▶ _Objective_
Replace "bounding boxes" with "coordinates" throughout the items below, and give the lines again with everything else unchanged.

▶ _Rows_
— Begin —

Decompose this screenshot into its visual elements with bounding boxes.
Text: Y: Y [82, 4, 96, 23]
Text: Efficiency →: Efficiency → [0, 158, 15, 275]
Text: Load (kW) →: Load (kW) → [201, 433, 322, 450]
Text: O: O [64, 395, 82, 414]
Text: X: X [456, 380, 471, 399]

— End —

▶ _Response to this exercise_
Decompose this screenshot into its visual elements with coordinates.
Text: Y: Y [82, 4, 96, 23]
Text: Efficiency →: Efficiency → [0, 158, 15, 275]
Text: Load (kW) →: Load (kW) → [201, 433, 322, 450]
Text: O: O [64, 395, 82, 414]
Text: X: X [456, 380, 471, 399]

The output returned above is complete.